■ Given entries

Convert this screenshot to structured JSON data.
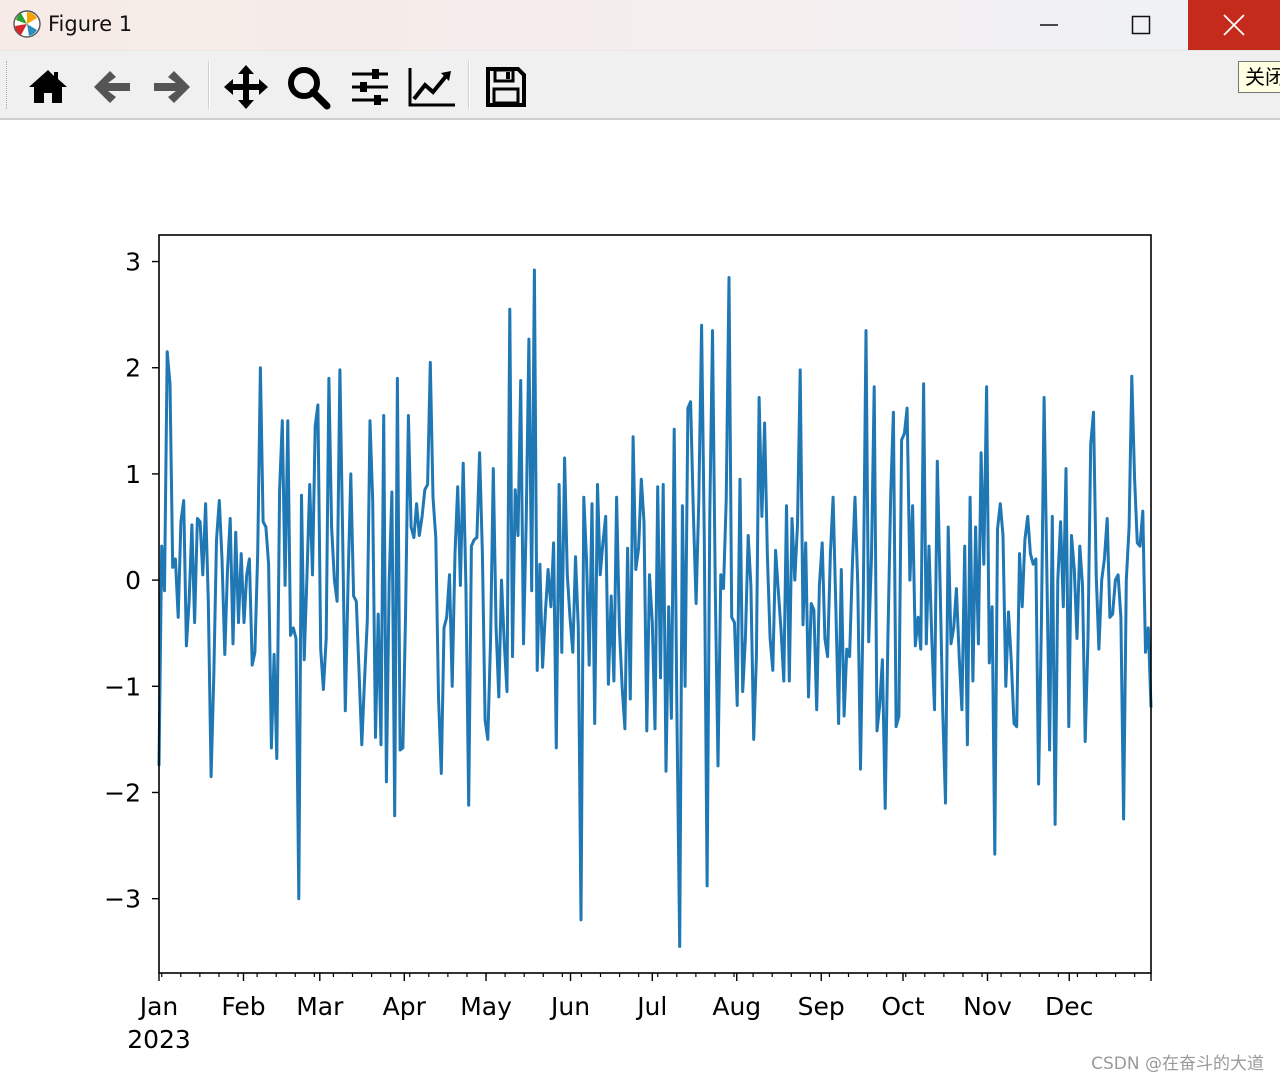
{
  "window": {
    "title": "Figure 1",
    "buttons": [
      {
        "name": "minimize",
        "icon": "minimize-icon"
      },
      {
        "name": "maximize",
        "icon": "maximize-icon"
      },
      {
        "name": "close",
        "icon": "close-icon"
      }
    ],
    "close_bg": "#c42b1c"
  },
  "toolbar": {
    "items": [
      "home-icon",
      "back-arrow-icon",
      "forward-arrow-icon",
      "pan-icon",
      "zoom-icon",
      "configure-subplots-icon",
      "edit-axis-icon",
      "save-icon"
    ],
    "tooltip": "关闭"
  },
  "watermark": "CSDN @在奋斗的大道",
  "chart_data": {
    "type": "line",
    "title": "",
    "xlabel": "",
    "ylabel": "",
    "line_color": "#1f77b4",
    "x_start": "2023-01-01",
    "x_end": "2023-12-31",
    "frequency": "daily",
    "xlim": [
      "2023-01-01",
      "2023-12-31"
    ],
    "ylim": [
      -3.7,
      3.25
    ],
    "yticks": [
      3,
      2,
      1,
      0,
      -1,
      -2,
      -3
    ],
    "ytick_labels": [
      "3",
      "2",
      "1",
      "0",
      "−1",
      "−2",
      "−3"
    ],
    "xtick_labels": [
      "Jan",
      "Feb",
      "Mar",
      "Apr",
      "May",
      "Jun",
      "Jul",
      "Aug",
      "Sep",
      "Oct",
      "Nov",
      "Dec"
    ],
    "xtick_dates": [
      "2023-01-01",
      "2023-02-01",
      "2023-03-01",
      "2023-04-01",
      "2023-05-01",
      "2023-06-01",
      "2023-07-01",
      "2023-08-01",
      "2023-09-01",
      "2023-10-01",
      "2023-11-01",
      "2023-12-01"
    ],
    "year_label": "2023",
    "grid": false,
    "legend": "none",
    "values": [
      -1.75,
      0.32,
      -0.1,
      2.15,
      1.85,
      0.12,
      0.2,
      -0.35,
      0.55,
      0.75,
      -0.62,
      -0.2,
      0.52,
      -0.4,
      0.58,
      0.55,
      0.05,
      0.72,
      -0.2,
      -1.85,
      -0.9,
      0.38,
      0.75,
      0.2,
      -0.7,
      0.1,
      0.58,
      -0.6,
      0.45,
      -0.4,
      0.25,
      -0.4,
      0.05,
      0.2,
      -0.8,
      -0.68,
      0.25,
      2.0,
      0.55,
      0.5,
      0.15,
      -1.58,
      -0.7,
      -1.68,
      0.85,
      1.5,
      -0.05,
      1.5,
      -0.52,
      -0.45,
      -0.55,
      -3.0,
      0.8,
      -0.75,
      0.05,
      0.9,
      0.05,
      1.45,
      1.65,
      -0.65,
      -1.03,
      -0.55,
      1.9,
      0.5,
      0.0,
      -0.2,
      1.98,
      0.45,
      -1.23,
      0.0,
      1.0,
      -0.15,
      -0.2,
      -0.85,
      -1.55,
      -0.95,
      -0.38,
      1.5,
      0.75,
      -1.48,
      -0.32,
      -1.55,
      1.55,
      -1.9,
      0.0,
      0.83,
      -2.22,
      1.9,
      -1.6,
      -1.58,
      -0.3,
      1.55,
      0.5,
      0.4,
      0.72,
      0.42,
      0.6,
      0.85,
      0.9,
      2.05,
      0.78,
      0.4,
      -1.1,
      -1.82,
      -0.45,
      -0.35,
      0.05,
      -1.0,
      0.25,
      0.88,
      -0.05,
      1.1,
      -0.05,
      -2.12,
      0.32,
      0.38,
      0.4,
      1.2,
      0.25,
      -1.32,
      -1.5,
      -0.55,
      1.05,
      -0.45,
      -1.1,
      0.0,
      -0.6,
      -1.05,
      2.55,
      -0.72,
      0.85,
      0.42,
      1.88,
      -0.6,
      0.55,
      2.27,
      -0.1,
      2.92,
      -0.85,
      0.15,
      -0.82,
      -0.3,
      0.1,
      -0.25,
      0.35,
      -1.58,
      0.9,
      -0.68,
      1.15,
      0.05,
      -0.35,
      -0.68,
      0.22,
      -0.45,
      -3.2,
      0.78,
      0.2,
      -0.8,
      0.72,
      -1.35,
      0.9,
      0.05,
      0.35,
      0.6,
      -0.98,
      -0.15,
      -0.95,
      0.78,
      -0.45,
      -1.0,
      -1.4,
      0.3,
      -1.12,
      1.35,
      0.1,
      0.3,
      0.95,
      0.55,
      -1.42,
      0.05,
      -0.4,
      -1.4,
      0.88,
      -0.92,
      0.9,
      -1.8,
      -0.25,
      -1.3,
      1.42,
      -1.25,
      -3.45,
      0.7,
      -1.0,
      1.62,
      1.68,
      0.62,
      -0.22,
      0.75,
      2.4,
      0.38,
      -2.88,
      0.62,
      2.35,
      -0.1,
      -1.75,
      0.05,
      -0.08,
      0.75,
      2.85,
      -0.35,
      -0.4,
      -1.18,
      0.95,
      -1.05,
      -0.55,
      0.42,
      -0.05,
      -1.5,
      -0.72,
      1.72,
      0.6,
      1.48,
      0.22,
      -0.55,
      -0.85,
      0.28,
      -0.1,
      -0.48,
      -0.95,
      0.7,
      -0.95,
      0.58,
      0.0,
      0.52,
      1.98,
      -0.42,
      0.35,
      -1.1,
      -0.22,
      -0.28,
      -1.22,
      -0.05,
      0.35,
      -0.55,
      -0.72,
      0.25,
      0.78,
      -0.28,
      -1.35,
      0.1,
      -1.28,
      -0.65,
      -0.72,
      0.12,
      0.78,
      -0.05,
      -1.78,
      -0.15,
      2.35,
      -0.58,
      0.22,
      1.82,
      -1.42,
      -1.18,
      -0.75,
      -2.15,
      -0.55,
      0.8,
      1.58,
      -1.38,
      -1.28,
      1.32,
      1.38,
      1.62,
      0.0,
      0.7,
      -0.62,
      -0.35,
      -0.65,
      1.85,
      -0.6,
      0.32,
      -0.55,
      -1.22,
      1.12,
      0.0,
      -1.22,
      -2.1,
      0.5,
      -0.6,
      -0.45,
      -0.08,
      -0.72,
      -1.22,
      0.32,
      -1.55,
      0.78,
      -0.95,
      0.5,
      -0.6,
      1.2,
      0.15,
      1.82,
      -0.78,
      -0.25,
      -2.58,
      0.48,
      0.72,
      0.42,
      -1.0,
      -0.3,
      -0.75,
      -1.35,
      -1.38,
      0.25,
      -0.25,
      0.38,
      0.6,
      0.25,
      0.15,
      0.2,
      -1.92,
      -0.42,
      1.72,
      0.05,
      -1.6,
      0.6,
      -2.3,
      0.0,
      0.55,
      -0.25,
      1.05,
      -1.38,
      0.42,
      0.1,
      -0.55,
      0.32,
      -0.05,
      -1.52,
      -0.55,
      1.28,
      1.58,
      0.05,
      -0.65,
      0.0,
      0.2,
      0.58,
      -0.35,
      -0.32,
      0.0,
      0.05,
      -0.35,
      -2.25,
      0.0,
      0.5,
      1.92,
      0.95,
      0.35,
      0.32,
      0.65,
      -0.68,
      -0.45,
      -1.2
    ]
  }
}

■ What is being asked
Pictures in the records above are left out; print everything else exactly as written.

■ Final result
Convert this screenshot to structured JSON data.
{
  "window": {
    "title": "Figure 1",
    "buttons": [
      {
        "name": "minimize",
        "icon": "minimize-icon"
      },
      {
        "name": "maximize",
        "icon": "maximize-icon"
      },
      {
        "name": "close",
        "icon": "close-icon"
      }
    ],
    "close_bg": "#c42b1c"
  },
  "toolbar": {
    "items": [
      "home-icon",
      "back-arrow-icon",
      "forward-arrow-icon",
      "pan-icon",
      "zoom-icon",
      "configure-subplots-icon",
      "edit-axis-icon",
      "save-icon"
    ],
    "tooltip": "关闭"
  },
  "watermark": "CSDN @在奋斗的大道",
  "chart_data": {
    "type": "line",
    "title": "",
    "xlabel": "",
    "ylabel": "",
    "line_color": "#1f77b4",
    "x_start": "2023-01-01",
    "x_end": "2023-12-31",
    "frequency": "daily",
    "xlim": [
      "2023-01-01",
      "2023-12-31"
    ],
    "ylim": [
      -3.7,
      3.25
    ],
    "yticks": [
      3,
      2,
      1,
      0,
      -1,
      -2,
      -3
    ],
    "ytick_labels": [
      "3",
      "2",
      "1",
      "0",
      "−1",
      "−2",
      "−3"
    ],
    "xtick_labels": [
      "Jan",
      "Feb",
      "Mar",
      "Apr",
      "May",
      "Jun",
      "Jul",
      "Aug",
      "Sep",
      "Oct",
      "Nov",
      "Dec"
    ],
    "xtick_dates": [
      "2023-01-01",
      "2023-02-01",
      "2023-03-01",
      "2023-04-01",
      "2023-05-01",
      "2023-06-01",
      "2023-07-01",
      "2023-08-01",
      "2023-09-01",
      "2023-10-01",
      "2023-11-01",
      "2023-12-01"
    ],
    "year_label": "2023",
    "grid": false,
    "legend": "none",
    "values": [
      -1.75,
      0.32,
      -0.1,
      2.15,
      1.85,
      0.12,
      0.2,
      -0.35,
      0.55,
      0.75,
      -0.62,
      -0.2,
      0.52,
      -0.4,
      0.58,
      0.55,
      0.05,
      0.72,
      -0.2,
      -1.85,
      -0.9,
      0.38,
      0.75,
      0.2,
      -0.7,
      0.1,
      0.58,
      -0.6,
      0.45,
      -0.4,
      0.25,
      -0.4,
      0.05,
      0.2,
      -0.8,
      -0.68,
      0.25,
      2.0,
      0.55,
      0.5,
      0.15,
      -1.58,
      -0.7,
      -1.68,
      0.85,
      1.5,
      -0.05,
      1.5,
      -0.52,
      -0.45,
      -0.55,
      -3.0,
      0.8,
      -0.75,
      0.05,
      0.9,
      0.05,
      1.45,
      1.65,
      -0.65,
      -1.03,
      -0.55,
      1.9,
      0.5,
      0.0,
      -0.2,
      1.98,
      0.45,
      -1.23,
      0.0,
      1.0,
      -0.15,
      -0.2,
      -0.85,
      -1.55,
      -0.95,
      -0.38,
      1.5,
      0.75,
      -1.48,
      -0.32,
      -1.55,
      1.55,
      -1.9,
      0.0,
      0.83,
      -2.22,
      1.9,
      -1.6,
      -1.58,
      -0.3,
      1.55,
      0.5,
      0.4,
      0.72,
      0.42,
      0.6,
      0.85,
      0.9,
      2.05,
      0.78,
      0.4,
      -1.1,
      -1.82,
      -0.45,
      -0.35,
      0.05,
      -1.0,
      0.25,
      0.88,
      -0.05,
      1.1,
      -0.05,
      -2.12,
      0.32,
      0.38,
      0.4,
      1.2,
      0.25,
      -1.32,
      -1.5,
      -0.55,
      1.05,
      -0.45,
      -1.1,
      0.0,
      -0.6,
      -1.05,
      2.55,
      -0.72,
      0.85,
      0.42,
      1.88,
      -0.6,
      0.55,
      2.27,
      -0.1,
      2.92,
      -0.85,
      0.15,
      -0.82,
      -0.3,
      0.1,
      -0.25,
      0.35,
      -1.58,
      0.9,
      -0.68,
      1.15,
      0.05,
      -0.35,
      -0.68,
      0.22,
      -0.45,
      -3.2,
      0.78,
      0.2,
      -0.8,
      0.72,
      -1.35,
      0.9,
      0.05,
      0.35,
      0.6,
      -0.98,
      -0.15,
      -0.95,
      0.78,
      -0.45,
      -1.0,
      -1.4,
      0.3,
      -1.12,
      1.35,
      0.1,
      0.3,
      0.95,
      0.55,
      -1.42,
      0.05,
      -0.4,
      -1.4,
      0.88,
      -0.92,
      0.9,
      -1.8,
      -0.25,
      -1.3,
      1.42,
      -1.25,
      -3.45,
      0.7,
      -1.0,
      1.62,
      1.68,
      0.62,
      -0.22,
      0.75,
      2.4,
      0.38,
      -2.88,
      0.62,
      2.35,
      -0.1,
      -1.75,
      0.05,
      -0.08,
      0.75,
      2.85,
      -0.35,
      -0.4,
      -1.18,
      0.95,
      -1.05,
      -0.55,
      0.42,
      -0.05,
      -1.5,
      -0.72,
      1.72,
      0.6,
      1.48,
      0.22,
      -0.55,
      -0.85,
      0.28,
      -0.1,
      -0.48,
      -0.95,
      0.7,
      -0.95,
      0.58,
      0.0,
      0.52,
      1.98,
      -0.42,
      0.35,
      -1.1,
      -0.22,
      -0.28,
      -1.22,
      -0.05,
      0.35,
      -0.55,
      -0.72,
      0.25,
      0.78,
      -0.28,
      -1.35,
      0.1,
      -1.28,
      -0.65,
      -0.72,
      0.12,
      0.78,
      -0.05,
      -1.78,
      -0.15,
      2.35,
      -0.58,
      0.22,
      1.82,
      -1.42,
      -1.18,
      -0.75,
      -2.15,
      -0.55,
      0.8,
      1.58,
      -1.38,
      -1.28,
      1.32,
      1.38,
      1.62,
      0.0,
      0.7,
      -0.62,
      -0.35,
      -0.65,
      1.85,
      -0.6,
      0.32,
      -0.55,
      -1.22,
      1.12,
      0.0,
      -1.22,
      -2.1,
      0.5,
      -0.6,
      -0.45,
      -0.08,
      -0.72,
      -1.22,
      0.32,
      -1.55,
      0.78,
      -0.95,
      0.5,
      -0.6,
      1.2,
      0.15,
      1.82,
      -0.78,
      -0.25,
      -2.58,
      0.48,
      0.72,
      0.42,
      -1.0,
      -0.3,
      -0.75,
      -1.35,
      -1.38,
      0.25,
      -0.25,
      0.38,
      0.6,
      0.25,
      0.15,
      0.2,
      -1.92,
      -0.42,
      1.72,
      0.05,
      -1.6,
      0.6,
      -2.3,
      0.0,
      0.55,
      -0.25,
      1.05,
      -1.38,
      0.42,
      0.1,
      -0.55,
      0.32,
      -0.05,
      -1.52,
      -0.55,
      1.28,
      1.58,
      0.05,
      -0.65,
      0.0,
      0.2,
      0.58,
      -0.35,
      -0.32,
      0.0,
      0.05,
      -0.35,
      -2.25,
      0.0,
      0.5,
      1.92,
      0.95,
      0.35,
      0.32,
      0.65,
      -0.68,
      -0.45,
      -1.2
    ]
  }
}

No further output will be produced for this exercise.